● **REQUIREMENT**
Write out each line from the data below that includes the word "Presidente".

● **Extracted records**
________

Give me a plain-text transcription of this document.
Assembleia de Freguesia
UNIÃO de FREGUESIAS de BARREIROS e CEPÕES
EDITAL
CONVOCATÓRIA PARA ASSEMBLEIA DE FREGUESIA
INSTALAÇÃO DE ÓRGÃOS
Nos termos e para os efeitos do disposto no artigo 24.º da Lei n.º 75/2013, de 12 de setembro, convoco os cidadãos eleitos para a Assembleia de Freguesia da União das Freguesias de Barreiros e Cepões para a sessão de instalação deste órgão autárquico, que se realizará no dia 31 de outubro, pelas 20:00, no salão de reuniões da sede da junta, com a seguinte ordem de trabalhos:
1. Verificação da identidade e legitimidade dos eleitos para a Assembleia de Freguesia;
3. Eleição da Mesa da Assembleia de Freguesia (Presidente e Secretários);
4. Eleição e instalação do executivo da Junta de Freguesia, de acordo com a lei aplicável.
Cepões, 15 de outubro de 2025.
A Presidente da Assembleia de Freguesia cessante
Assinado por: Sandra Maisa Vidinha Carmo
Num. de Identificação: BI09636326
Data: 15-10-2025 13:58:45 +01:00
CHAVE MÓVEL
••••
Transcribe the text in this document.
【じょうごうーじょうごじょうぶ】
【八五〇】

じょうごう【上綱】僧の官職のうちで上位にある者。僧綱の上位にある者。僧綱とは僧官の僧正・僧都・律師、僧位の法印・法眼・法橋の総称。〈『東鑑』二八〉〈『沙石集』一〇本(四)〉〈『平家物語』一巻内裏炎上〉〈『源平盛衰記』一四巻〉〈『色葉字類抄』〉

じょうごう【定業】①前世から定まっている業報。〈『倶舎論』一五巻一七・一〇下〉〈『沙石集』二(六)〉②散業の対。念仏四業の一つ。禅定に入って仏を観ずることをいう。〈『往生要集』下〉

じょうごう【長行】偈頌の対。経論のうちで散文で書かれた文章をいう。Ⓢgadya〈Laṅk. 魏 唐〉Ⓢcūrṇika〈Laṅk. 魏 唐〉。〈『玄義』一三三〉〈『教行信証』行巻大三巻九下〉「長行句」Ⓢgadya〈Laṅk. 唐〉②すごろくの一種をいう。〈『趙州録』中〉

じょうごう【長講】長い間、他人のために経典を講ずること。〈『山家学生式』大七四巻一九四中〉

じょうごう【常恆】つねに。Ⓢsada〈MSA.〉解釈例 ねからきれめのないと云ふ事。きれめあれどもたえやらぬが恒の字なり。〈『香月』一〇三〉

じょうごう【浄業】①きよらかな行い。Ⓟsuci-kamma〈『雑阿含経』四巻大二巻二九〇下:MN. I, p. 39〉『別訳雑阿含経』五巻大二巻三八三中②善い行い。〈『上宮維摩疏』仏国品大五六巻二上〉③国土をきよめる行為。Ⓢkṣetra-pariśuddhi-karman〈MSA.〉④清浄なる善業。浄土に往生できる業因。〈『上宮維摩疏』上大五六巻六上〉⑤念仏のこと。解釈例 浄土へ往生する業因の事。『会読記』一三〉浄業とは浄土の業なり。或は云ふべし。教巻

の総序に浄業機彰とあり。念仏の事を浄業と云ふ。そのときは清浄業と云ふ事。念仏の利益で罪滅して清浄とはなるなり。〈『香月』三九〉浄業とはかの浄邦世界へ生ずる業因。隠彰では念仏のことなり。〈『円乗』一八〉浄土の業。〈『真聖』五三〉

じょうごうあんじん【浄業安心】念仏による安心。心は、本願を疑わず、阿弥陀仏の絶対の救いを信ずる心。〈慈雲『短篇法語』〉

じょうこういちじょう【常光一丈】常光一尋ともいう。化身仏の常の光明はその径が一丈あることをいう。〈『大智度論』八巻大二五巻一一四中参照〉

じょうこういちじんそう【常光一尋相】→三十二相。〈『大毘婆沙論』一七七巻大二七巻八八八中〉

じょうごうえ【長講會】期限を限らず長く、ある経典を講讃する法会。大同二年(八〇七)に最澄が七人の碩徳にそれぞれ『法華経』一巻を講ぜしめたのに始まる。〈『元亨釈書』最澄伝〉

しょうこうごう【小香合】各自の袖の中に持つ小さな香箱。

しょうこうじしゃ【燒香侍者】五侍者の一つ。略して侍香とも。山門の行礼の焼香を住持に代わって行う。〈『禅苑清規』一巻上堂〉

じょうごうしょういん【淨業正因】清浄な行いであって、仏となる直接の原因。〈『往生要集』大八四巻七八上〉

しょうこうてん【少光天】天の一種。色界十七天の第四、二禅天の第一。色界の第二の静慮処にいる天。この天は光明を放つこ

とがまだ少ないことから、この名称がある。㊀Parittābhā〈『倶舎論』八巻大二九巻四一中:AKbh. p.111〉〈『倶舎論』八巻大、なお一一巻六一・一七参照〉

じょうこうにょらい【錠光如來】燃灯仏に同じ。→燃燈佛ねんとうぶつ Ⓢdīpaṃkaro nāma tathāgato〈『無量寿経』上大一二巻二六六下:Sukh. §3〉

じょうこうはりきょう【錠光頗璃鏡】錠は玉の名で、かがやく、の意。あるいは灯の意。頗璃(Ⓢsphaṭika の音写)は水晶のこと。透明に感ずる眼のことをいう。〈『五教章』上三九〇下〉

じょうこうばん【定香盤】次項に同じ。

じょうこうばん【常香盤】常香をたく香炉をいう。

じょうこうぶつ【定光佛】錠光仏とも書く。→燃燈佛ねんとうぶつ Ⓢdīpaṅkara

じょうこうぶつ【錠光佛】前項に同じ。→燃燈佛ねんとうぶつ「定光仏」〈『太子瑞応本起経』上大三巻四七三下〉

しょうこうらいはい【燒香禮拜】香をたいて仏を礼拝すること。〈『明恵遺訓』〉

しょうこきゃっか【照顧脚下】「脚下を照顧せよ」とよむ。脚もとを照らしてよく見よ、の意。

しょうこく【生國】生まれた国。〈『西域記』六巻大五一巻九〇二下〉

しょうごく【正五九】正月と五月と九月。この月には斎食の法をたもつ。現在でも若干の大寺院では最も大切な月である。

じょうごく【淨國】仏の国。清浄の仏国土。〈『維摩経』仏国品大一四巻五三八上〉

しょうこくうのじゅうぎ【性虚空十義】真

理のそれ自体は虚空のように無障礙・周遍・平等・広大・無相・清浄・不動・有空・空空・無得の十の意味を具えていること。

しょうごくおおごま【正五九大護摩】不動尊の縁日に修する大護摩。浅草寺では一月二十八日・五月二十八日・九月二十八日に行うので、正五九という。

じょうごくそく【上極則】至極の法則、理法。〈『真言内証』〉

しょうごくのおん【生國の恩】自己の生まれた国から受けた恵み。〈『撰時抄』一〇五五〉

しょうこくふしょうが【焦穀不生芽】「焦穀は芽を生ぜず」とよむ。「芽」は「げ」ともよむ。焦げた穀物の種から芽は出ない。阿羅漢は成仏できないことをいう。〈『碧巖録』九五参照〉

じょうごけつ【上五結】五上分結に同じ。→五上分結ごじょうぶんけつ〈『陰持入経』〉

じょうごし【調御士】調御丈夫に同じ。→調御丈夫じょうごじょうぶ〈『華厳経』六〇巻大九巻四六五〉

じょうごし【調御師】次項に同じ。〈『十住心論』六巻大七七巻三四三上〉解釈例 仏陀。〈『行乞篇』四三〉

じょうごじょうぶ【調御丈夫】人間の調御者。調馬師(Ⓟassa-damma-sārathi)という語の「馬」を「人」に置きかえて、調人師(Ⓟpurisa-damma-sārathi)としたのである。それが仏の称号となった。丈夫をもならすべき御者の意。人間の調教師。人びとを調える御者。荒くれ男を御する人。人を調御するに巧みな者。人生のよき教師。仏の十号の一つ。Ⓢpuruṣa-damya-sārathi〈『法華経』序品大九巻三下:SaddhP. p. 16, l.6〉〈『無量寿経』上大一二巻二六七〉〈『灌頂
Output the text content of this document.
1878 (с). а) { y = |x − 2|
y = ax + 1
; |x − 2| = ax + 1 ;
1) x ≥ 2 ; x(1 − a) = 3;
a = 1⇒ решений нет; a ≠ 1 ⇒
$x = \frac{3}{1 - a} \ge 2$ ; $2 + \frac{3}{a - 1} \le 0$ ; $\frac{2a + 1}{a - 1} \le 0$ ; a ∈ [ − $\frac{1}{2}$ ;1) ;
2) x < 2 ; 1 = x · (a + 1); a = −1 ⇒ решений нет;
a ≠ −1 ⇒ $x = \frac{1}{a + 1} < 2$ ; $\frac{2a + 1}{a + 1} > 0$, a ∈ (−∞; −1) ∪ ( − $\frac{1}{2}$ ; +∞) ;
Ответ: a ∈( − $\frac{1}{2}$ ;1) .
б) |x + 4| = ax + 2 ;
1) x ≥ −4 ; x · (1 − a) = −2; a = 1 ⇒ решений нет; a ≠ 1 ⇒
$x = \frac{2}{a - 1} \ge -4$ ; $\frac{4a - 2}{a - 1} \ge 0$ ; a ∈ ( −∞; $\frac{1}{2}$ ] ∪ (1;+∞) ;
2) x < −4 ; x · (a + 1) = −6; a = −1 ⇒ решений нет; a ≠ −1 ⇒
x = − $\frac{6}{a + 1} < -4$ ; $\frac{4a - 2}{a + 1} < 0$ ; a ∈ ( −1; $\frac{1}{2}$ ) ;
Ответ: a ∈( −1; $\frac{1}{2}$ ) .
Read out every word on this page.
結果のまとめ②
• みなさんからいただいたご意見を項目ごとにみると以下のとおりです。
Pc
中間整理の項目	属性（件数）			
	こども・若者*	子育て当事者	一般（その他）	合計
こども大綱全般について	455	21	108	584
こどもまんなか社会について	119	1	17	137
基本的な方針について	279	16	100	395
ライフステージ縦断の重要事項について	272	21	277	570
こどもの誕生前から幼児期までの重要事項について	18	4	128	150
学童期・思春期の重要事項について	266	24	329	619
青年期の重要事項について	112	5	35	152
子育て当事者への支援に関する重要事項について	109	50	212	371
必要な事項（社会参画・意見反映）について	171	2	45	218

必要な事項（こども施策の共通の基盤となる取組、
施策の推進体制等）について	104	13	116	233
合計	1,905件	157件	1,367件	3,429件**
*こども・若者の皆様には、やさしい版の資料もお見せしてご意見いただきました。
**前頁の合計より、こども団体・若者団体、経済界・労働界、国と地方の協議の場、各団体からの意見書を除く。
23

________

● **TASK SOLUTION**
3. Eleição da Mesa da Assembleia de Freguesia (Presidente e Secretários);
A Presidente da Assembleia de Freguesia cessante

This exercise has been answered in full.